━━ Exercise inputs ━━

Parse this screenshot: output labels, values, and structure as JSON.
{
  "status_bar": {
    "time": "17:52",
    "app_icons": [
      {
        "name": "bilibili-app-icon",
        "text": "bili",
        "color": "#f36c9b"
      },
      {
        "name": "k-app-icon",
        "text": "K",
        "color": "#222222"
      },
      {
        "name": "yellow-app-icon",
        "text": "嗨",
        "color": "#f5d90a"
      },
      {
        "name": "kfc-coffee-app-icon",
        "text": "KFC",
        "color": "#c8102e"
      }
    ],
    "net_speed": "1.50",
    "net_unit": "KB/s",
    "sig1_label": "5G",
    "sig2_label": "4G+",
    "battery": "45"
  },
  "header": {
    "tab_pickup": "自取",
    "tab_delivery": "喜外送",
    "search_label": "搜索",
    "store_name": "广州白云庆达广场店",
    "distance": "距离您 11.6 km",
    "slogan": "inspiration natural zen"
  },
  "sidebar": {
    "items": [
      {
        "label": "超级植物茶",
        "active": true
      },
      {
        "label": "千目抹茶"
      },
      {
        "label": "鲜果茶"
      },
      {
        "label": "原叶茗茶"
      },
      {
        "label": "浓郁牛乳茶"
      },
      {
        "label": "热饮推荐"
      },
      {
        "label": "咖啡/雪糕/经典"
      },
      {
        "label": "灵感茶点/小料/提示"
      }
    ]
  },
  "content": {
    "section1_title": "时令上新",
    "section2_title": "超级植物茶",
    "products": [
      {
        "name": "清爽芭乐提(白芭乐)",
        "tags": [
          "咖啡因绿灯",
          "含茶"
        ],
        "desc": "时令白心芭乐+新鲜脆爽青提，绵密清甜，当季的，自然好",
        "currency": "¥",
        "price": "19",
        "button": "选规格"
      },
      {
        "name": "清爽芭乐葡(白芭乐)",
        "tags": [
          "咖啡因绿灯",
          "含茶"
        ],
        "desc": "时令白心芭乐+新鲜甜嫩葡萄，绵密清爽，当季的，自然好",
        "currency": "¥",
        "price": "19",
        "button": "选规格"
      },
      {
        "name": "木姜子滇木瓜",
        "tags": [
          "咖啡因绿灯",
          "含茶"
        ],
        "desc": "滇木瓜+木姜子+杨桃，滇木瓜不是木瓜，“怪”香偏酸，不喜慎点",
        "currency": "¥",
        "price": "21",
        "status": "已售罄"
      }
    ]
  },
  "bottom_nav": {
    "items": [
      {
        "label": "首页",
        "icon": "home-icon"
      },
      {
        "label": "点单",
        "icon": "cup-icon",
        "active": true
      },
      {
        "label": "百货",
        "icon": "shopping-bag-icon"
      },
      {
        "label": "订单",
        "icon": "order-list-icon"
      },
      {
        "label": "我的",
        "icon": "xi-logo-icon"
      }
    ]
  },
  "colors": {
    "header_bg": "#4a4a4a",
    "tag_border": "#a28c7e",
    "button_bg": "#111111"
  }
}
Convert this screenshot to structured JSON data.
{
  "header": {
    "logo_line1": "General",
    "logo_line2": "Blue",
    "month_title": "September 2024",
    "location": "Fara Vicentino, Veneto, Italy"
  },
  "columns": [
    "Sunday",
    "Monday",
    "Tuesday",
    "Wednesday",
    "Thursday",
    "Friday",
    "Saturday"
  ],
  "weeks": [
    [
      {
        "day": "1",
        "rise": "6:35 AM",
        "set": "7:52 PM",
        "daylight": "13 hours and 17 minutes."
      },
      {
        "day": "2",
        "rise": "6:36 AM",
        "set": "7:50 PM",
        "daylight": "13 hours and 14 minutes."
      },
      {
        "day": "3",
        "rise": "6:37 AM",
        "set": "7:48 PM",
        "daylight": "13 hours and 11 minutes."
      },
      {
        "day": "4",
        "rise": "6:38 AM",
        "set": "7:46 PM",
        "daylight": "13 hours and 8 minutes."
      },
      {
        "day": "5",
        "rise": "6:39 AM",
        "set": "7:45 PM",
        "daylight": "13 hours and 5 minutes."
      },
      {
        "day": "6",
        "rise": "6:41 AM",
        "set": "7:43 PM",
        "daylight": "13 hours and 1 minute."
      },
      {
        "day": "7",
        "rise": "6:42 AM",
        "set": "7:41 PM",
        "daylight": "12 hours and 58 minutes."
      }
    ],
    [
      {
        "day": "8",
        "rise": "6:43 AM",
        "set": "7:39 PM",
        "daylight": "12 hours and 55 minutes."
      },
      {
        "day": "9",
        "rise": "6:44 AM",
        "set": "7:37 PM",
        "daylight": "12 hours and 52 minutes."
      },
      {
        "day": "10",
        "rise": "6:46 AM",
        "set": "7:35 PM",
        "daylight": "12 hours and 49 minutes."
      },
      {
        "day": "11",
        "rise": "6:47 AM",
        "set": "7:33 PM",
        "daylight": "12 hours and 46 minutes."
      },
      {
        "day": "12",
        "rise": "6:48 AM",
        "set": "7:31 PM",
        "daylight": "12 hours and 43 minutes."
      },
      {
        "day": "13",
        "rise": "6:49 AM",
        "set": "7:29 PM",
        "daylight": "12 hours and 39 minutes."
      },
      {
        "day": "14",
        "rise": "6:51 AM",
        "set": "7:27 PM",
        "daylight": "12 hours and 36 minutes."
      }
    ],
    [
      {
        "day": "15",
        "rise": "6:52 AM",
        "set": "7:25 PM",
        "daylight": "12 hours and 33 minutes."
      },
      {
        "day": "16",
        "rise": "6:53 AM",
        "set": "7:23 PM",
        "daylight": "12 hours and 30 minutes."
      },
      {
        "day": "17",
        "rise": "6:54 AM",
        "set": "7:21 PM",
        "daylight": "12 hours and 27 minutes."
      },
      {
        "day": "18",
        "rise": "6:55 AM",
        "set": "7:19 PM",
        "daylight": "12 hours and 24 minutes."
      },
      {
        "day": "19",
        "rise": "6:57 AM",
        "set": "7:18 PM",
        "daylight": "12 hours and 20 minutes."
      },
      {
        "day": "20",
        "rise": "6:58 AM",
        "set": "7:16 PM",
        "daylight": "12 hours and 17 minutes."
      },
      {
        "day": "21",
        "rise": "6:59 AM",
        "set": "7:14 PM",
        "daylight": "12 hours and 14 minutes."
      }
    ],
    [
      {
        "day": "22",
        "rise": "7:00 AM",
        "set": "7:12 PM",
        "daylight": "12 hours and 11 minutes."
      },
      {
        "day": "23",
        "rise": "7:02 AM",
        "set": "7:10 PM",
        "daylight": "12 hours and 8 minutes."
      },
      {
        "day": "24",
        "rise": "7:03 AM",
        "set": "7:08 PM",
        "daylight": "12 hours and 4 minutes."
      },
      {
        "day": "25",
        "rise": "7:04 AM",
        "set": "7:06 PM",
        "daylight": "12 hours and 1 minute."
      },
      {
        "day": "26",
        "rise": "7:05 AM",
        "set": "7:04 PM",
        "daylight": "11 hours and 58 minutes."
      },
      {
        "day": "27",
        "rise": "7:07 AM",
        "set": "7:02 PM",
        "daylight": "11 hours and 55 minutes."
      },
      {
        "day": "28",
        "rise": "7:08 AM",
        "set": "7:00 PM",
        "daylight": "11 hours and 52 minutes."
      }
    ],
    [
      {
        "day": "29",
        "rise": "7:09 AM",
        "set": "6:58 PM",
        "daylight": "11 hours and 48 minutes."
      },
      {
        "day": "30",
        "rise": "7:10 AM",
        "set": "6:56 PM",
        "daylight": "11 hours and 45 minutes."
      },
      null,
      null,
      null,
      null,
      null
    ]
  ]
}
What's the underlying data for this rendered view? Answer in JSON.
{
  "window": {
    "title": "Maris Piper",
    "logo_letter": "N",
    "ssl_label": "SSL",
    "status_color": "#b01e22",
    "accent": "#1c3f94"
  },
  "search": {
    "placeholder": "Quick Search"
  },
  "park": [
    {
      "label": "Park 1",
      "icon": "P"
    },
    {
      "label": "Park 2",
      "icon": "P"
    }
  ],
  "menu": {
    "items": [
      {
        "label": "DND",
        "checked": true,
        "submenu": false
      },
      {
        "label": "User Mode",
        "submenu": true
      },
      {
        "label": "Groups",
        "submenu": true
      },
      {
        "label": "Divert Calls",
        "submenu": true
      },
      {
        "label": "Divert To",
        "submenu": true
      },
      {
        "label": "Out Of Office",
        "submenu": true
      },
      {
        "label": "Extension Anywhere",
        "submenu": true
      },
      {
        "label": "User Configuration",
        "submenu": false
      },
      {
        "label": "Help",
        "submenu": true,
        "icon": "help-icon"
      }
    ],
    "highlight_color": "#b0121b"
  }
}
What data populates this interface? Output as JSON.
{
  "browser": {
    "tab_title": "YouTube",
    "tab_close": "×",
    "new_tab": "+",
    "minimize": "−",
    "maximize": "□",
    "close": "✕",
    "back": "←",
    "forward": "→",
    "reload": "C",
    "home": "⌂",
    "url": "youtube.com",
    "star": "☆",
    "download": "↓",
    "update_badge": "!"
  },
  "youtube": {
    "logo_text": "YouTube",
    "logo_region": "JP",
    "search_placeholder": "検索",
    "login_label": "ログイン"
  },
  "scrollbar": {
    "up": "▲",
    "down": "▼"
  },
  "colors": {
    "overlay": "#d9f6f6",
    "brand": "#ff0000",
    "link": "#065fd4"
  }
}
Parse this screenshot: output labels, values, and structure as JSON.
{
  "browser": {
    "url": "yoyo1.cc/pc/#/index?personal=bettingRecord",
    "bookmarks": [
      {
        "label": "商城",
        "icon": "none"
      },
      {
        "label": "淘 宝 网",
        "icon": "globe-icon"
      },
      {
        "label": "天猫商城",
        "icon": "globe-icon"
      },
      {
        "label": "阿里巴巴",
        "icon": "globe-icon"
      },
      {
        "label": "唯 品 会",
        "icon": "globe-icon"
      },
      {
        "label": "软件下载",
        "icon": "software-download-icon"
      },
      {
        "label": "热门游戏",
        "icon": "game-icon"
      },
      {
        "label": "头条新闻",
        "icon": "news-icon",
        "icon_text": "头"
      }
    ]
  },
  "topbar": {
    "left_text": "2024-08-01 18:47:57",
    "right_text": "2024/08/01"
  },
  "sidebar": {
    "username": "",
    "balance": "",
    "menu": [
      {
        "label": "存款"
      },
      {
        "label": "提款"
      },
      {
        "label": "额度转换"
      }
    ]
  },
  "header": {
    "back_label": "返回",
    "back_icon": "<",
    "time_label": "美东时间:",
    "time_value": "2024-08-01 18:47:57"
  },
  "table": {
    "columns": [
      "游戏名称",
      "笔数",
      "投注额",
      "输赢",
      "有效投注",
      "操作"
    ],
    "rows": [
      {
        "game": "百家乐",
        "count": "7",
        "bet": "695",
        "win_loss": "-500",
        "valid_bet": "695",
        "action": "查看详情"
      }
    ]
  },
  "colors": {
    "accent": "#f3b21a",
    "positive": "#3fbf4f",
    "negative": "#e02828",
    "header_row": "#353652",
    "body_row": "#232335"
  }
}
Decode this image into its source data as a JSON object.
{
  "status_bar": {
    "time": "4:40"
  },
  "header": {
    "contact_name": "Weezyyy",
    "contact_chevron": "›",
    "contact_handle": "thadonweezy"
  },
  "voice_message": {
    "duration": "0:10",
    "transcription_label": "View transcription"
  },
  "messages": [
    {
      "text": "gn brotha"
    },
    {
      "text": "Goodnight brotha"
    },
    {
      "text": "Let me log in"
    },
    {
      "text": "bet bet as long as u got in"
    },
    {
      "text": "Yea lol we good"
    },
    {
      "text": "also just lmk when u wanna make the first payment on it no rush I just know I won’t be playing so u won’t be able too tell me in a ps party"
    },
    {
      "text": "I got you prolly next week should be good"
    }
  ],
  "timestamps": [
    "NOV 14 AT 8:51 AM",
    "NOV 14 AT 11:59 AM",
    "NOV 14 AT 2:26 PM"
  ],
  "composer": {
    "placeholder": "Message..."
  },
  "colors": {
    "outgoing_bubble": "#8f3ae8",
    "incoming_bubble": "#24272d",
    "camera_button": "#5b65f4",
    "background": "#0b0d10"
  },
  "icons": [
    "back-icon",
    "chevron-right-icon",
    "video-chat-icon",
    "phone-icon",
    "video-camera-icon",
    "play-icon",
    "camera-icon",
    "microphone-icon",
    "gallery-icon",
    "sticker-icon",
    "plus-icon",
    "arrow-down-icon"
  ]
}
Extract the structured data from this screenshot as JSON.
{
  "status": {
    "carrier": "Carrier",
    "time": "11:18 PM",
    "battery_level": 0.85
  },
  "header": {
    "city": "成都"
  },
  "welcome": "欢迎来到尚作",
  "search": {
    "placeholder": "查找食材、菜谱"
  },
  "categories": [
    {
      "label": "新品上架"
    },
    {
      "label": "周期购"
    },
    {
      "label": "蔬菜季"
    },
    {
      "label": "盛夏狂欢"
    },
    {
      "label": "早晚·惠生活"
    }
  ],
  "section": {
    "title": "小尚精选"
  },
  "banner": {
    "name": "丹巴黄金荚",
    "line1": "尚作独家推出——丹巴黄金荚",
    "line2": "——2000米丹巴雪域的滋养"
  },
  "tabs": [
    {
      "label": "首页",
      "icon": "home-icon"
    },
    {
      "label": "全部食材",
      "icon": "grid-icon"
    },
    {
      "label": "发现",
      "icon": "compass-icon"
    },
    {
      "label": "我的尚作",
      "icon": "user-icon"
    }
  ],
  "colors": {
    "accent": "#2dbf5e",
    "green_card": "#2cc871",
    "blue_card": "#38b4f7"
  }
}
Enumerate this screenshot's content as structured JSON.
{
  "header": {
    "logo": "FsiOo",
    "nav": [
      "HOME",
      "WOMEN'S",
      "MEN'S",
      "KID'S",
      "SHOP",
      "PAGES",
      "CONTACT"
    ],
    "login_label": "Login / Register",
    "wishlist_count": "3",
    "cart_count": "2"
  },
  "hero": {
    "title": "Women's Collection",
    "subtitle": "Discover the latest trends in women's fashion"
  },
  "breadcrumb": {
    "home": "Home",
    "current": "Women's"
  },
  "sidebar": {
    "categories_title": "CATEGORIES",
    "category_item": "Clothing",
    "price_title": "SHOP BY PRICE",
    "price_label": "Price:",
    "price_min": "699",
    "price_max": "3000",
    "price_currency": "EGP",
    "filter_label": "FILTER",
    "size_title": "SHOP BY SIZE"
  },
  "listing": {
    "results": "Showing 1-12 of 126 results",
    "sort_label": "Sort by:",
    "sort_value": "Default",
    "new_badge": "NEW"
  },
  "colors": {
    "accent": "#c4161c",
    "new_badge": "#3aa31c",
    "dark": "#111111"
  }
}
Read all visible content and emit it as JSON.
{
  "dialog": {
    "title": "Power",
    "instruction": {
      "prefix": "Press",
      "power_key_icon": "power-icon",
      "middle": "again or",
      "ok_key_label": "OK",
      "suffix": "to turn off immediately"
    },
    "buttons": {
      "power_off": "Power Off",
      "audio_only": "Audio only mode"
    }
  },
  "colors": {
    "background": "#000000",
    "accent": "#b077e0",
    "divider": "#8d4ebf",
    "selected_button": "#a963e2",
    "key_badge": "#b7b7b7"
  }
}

━━━

» Task description:
Search the listing for the word "screenshot" and return each line that holds it.

» Response:
Parse this screenshot: output labels, values, and structure as JSON.
Convert this screenshot to structured JSON data.
Parse this screenshot: output labels, values, and structure as JSON.
Extract the structured data from this screenshot as JSON.
Enumerate this screenshot's content as structured JSON.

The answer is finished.